(Extract):
Quantum mechanics works brilliantly at predicting how tiny particles behave. But it also suggests that reality itself might be far stranger than we ever imagined—with particles existing in multiple possible states at once until measurement seems to force what’s known as quantum wave function collapse.
According to What Is Real? by Adam Becker, this puzzle has led physicists to develop wildly different explanations for what’s really going on. Each interpretation sounds bizarre in its own way, yet one of them might describe the true nature of our universe. Continue reading to learn about these approaches to solving the mystery.
Table of Contents
What Causes Quantum Wave Function Collapse?
Becker explains that Bell’s theorem forced physicists to face a choice: Abandon the principle of locality (and accept the idea of instant connections across space), abandon realism (and accept that properties don’t exist before measurement), or abandon the idea that quantum mechanics is complete.
Three alternative interpretations represent different responses to this choice. They all revolve around the question of what causes quantum wave function collapse—the moment when the “probability wave” of a quantum particle’s potential location and momentum “collapses” into the specific characteristics it takes on when it’s observed and measured.
#1: Many-Worlds—Preserve Everything by Multiplying Universes
The many-worlds interpretation offers one escape route: Physicists could preserve both locality and realism by abandoning the assumption that only one outcome occurs. Becker explains that, in this view, wave functions never collapse. Instead, all possible measurement outcomes happen in parallel branches of reality. This dissolves Bell’s dilemma by denying there’s a single definite result to correlate across space. When you measure an entangled particle, you don’t get just one outcome; instead, you experience all possible outcomes. The apparent nonlocality results from observers’ limited perspective: We only see one branch of reality while remaining unaware of countless others.
Becker points out that, under this interpretation, Schrödinger’s cat is both alive and dead, but in separate branches of reality. The measurement problem vanishes because measurements don’t force choices—they simply reveal which branch of the universal wave function we happen to be experiencing.

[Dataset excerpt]
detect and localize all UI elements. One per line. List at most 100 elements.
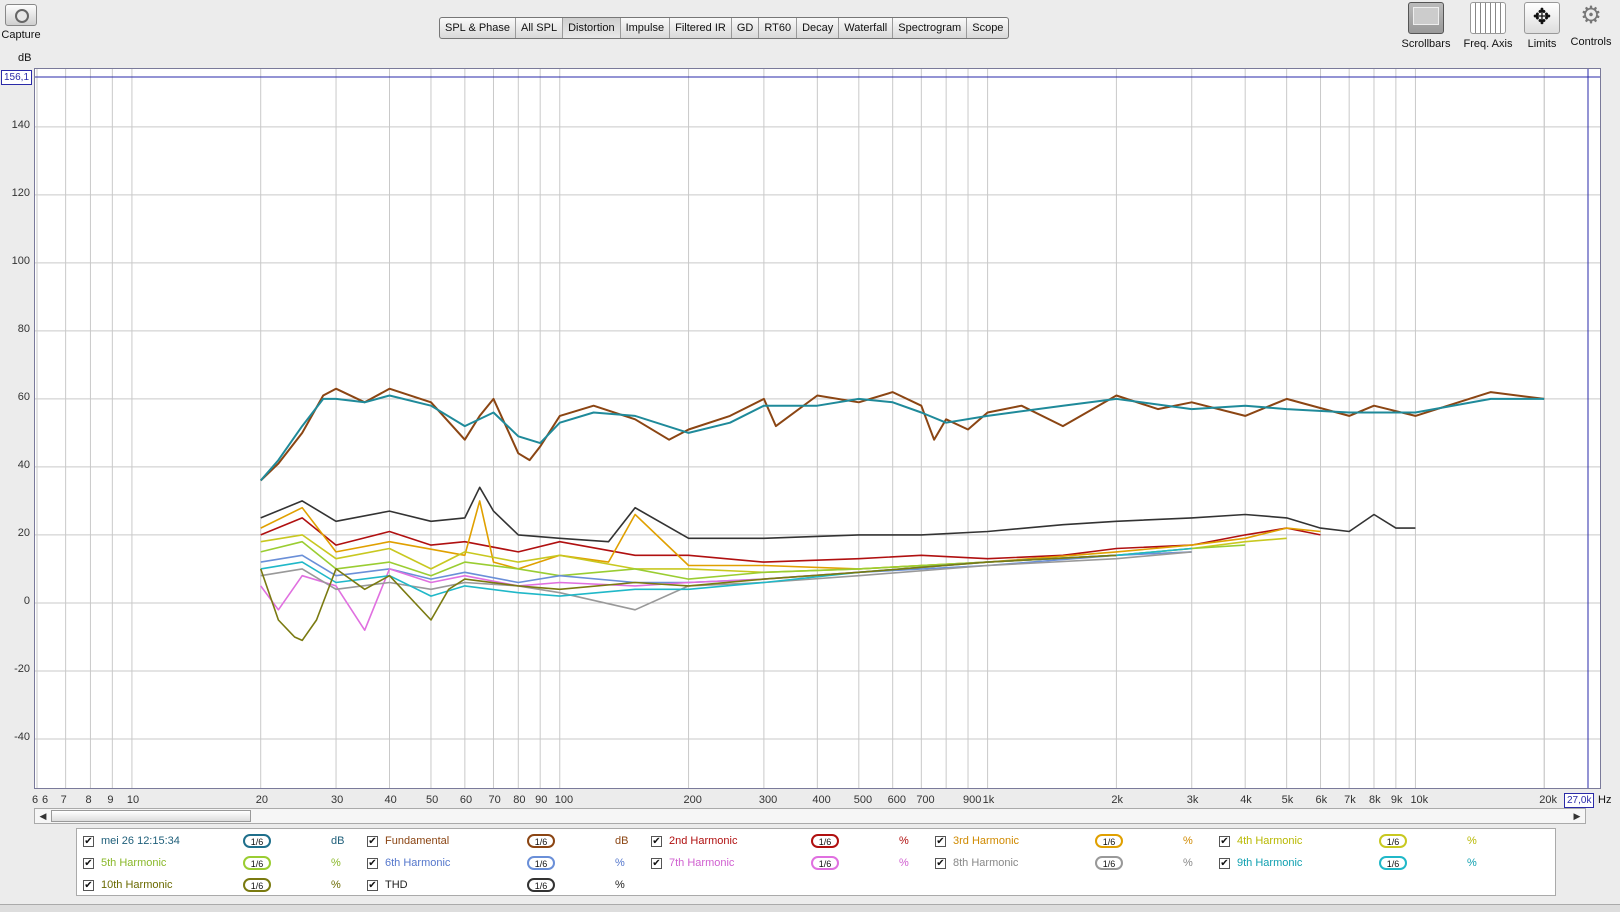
- x-tick-label: 10: [126, 794, 140, 806]
- y-tick-label: 60: [17, 390, 30, 403]
- capture-label: Capture: [1, 29, 41, 41]
- smoothing-button[interactable]: 1/6: [243, 878, 271, 892]
- tab-scope[interactable]: Scope: [972, 22, 1004, 34]
- horizontal-scrollbar[interactable]: ◀ ▶: [34, 808, 1586, 824]
- x-tick-label: 600: [887, 794, 907, 806]
- x-tick-label: 6k: [1315, 794, 1328, 806]
- x-tick-label: 30: [331, 794, 344, 806]
- status-bar: [0, 904, 1620, 912]
- legend-unit: %: [899, 835, 909, 847]
- tab-all-spl[interactable]: All SPL: [516, 18, 564, 38]
- x-tick-label: 7: [60, 794, 67, 806]
- x-tick-label: 6: [42, 794, 49, 806]
- scrollbar-thumb[interactable]: [51, 810, 251, 822]
- legend-checkbox[interactable]: ✔: [83, 880, 94, 891]
- legend-unit: %: [331, 879, 341, 891]
- scrollbars-icon: [1408, 2, 1444, 34]
- x-tick-label: 7k: [1344, 794, 1356, 806]
- x-tick-label: 700: [916, 794, 935, 806]
- tab-spl-phase[interactable]: SPL & Phase: [440, 18, 517, 38]
- smoothing-button[interactable]: 1/6: [527, 834, 555, 848]
- x-tick-label: 20: [255, 794, 268, 806]
- limits-button[interactable]: ✥ Limits: [1514, 2, 1570, 50]
- capture-button[interactable]: Capture: [0, 4, 42, 41]
- scrollbars-label: Scrollbars: [1401, 38, 1451, 50]
- legend-checkbox[interactable]: ✔: [367, 858, 378, 869]
- smoothing-button[interactable]: 1/6: [1095, 834, 1123, 848]
- controls-button[interactable]: ⚙ Controls: [1565, 2, 1617, 48]
- legend-name: 8th Harmonic: [953, 857, 1019, 869]
- x-tick-label: 90: [535, 794, 548, 806]
- legend-panel: ✔ mei 26 12:15:34 1/6 dB ✔ Fundamental 1/6 dB ✔ 2…: [76, 828, 1556, 896]
- smoothing-button[interactable]: 1/6: [1379, 834, 1407, 848]
- x-tick-label: 2k: [1111, 794, 1124, 806]
- legend-unit: %: [1183, 857, 1193, 869]
- smoothing-button[interactable]: 1/6: [1095, 856, 1123, 870]
- legend-unit: %: [1183, 835, 1193, 847]
- x-tick-label: 100: [554, 794, 574, 806]
- smoothing-button[interactable]: 1/6: [811, 834, 839, 848]
- smoothing-button[interactable]: 1/6: [811, 856, 839, 870]
- tab-filtered-ir[interactable]: Filtered IR: [670, 18, 732, 38]
- tab-decay[interactable]: Decay: [797, 18, 840, 38]
- y-tick-label: 0: [23, 594, 30, 607]
- legend-checkbox[interactable]: ✔: [1219, 858, 1230, 869]
- legend-checkbox[interactable]: ✔: [367, 836, 378, 847]
- legend-checkbox[interactable]: ✔: [83, 858, 94, 869]
- legend-unit: %: [615, 879, 625, 891]
- tab-spectrogram[interactable]: Spectrogram: [893, 18, 968, 38]
- tab-rt60[interactable]: RT60: [759, 18, 798, 38]
- series-line-10th-harmonic: [259, 554, 1117, 642]
- tab-impulse[interactable]: Impulse: [621, 18, 671, 38]
- tab-waterfall[interactable]: Waterfall: [839, 18, 894, 38]
- y-tick-label: 40: [17, 458, 30, 471]
- x-tick-label: 300: [758, 794, 778, 806]
- scroll-right-icon[interactable]: ▶: [1573, 811, 1581, 821]
- legend-checkbox[interactable]: ✔: [367, 880, 378, 891]
- y-cursor-value[interactable]: 156,1: [1, 70, 33, 85]
- x-tick-label: 8: [85, 794, 92, 806]
- tab-distortion[interactable]: Distortion: [563, 18, 621, 38]
- graph-plot-area[interactable]: [34, 68, 1601, 789]
- smoothing-button[interactable]: 1/6: [243, 834, 271, 848]
- legend-item: ✔ 6th Harmonic 1/6%: [367, 854, 647, 874]
- y-unit-label: dB: [18, 52, 32, 64]
- freq-axis-button[interactable]: Freq. Axis: [1456, 2, 1520, 50]
- x-tick-label: 20k: [1539, 794, 1557, 806]
- x-tick-label: 70: [488, 794, 501, 806]
- x-tick-label: 900: [963, 794, 982, 806]
- scrollbars-button[interactable]: Scrollbars: [1394, 2, 1458, 50]
- x-tick-label: 10k: [1410, 794, 1429, 806]
- smoothing-button[interactable]: 1/6: [1379, 856, 1407, 870]
- tab-gd[interactable]: GD: [732, 18, 760, 38]
- x-unit-label: Hz: [1598, 794, 1612, 806]
- legend-checkbox[interactable]: ✔: [651, 858, 662, 869]
- x-tick-label: 9k: [1390, 794, 1403, 806]
- legend-checkbox[interactable]: ✔: [83, 836, 94, 847]
- smoothing-button[interactable]: 1/6: [527, 856, 555, 870]
- legend-checkbox[interactable]: ✔: [651, 836, 662, 847]
- y-tick-label: 20: [17, 526, 30, 539]
- legend-unit: dB: [615, 835, 629, 847]
- legend-name: 10th Harmonic: [101, 879, 173, 891]
- x-tick-label: 5k: [1281, 794, 1294, 806]
- legend-item: ✔ 9th Harmonic 1/6%: [1219, 854, 1499, 874]
- legend-item: ✔ 8th Harmonic 1/6%: [935, 854, 1215, 874]
- legend-unit: dB: [331, 835, 345, 847]
- x-tick-label: 500: [853, 794, 873, 806]
- freq-axis-label: Freq. Axis: [1463, 38, 1513, 50]
- y-tick-label: 80: [17, 322, 30, 335]
- legend-unit: %: [331, 857, 341, 869]
- y-tick-label: 140: [11, 118, 30, 131]
- smoothing-button[interactable]: 1/6: [243, 856, 271, 870]
- scroll-left-icon[interactable]: ◀: [39, 811, 47, 821]
- legend-checkbox[interactable]: ✔: [935, 858, 946, 869]
- legend-checkbox[interactable]: ✔: [935, 836, 946, 847]
- x-cursor-value[interactable]: 27,0k: [1564, 793, 1595, 808]
- series-line-6th-harmonic: [260, 551, 1192, 584]
- smoothing-button[interactable]: 1/6: [527, 878, 555, 892]
- legend-checkbox[interactable]: ✔: [1219, 836, 1230, 847]
- limits-label: Limits: [1527, 38, 1557, 50]
- x-tick-label: 3k: [1186, 794, 1199, 806]
- legend-item: ✔ mei 26 12:15:34 1/6 dB: [83, 832, 363, 852]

(Required actions):
1 – According to the passage on quantum wave function collapse, what happens to wave functions under the many-worlds interpretation?
2 – In the rows, begin at the line that has "- x-tick-label: 10: [126, 794, 140, 806]" and stop after the line that has "- tab-scope[interactable]: Scope: [972, 22, 1004, 34]". Rewrite those lines with "smoothing-button" switched to "smooth-button" and everything else unchanged.
The text and the rows are unrelated to each other.

(Problem solutions):
1 – They never collapse.

2 –
- x-tick-label: 10: [126, 794, 140, 806]
- y-tick-label: 60: [17, 390, 30, 403]
- capture-label: Capture: [1, 29, 41, 41]
- smooth-button[interactable]: 1/6: [243, 878, 271, 892]
- tab-scope[interactable]: Scope: [972, 22, 1004, 34]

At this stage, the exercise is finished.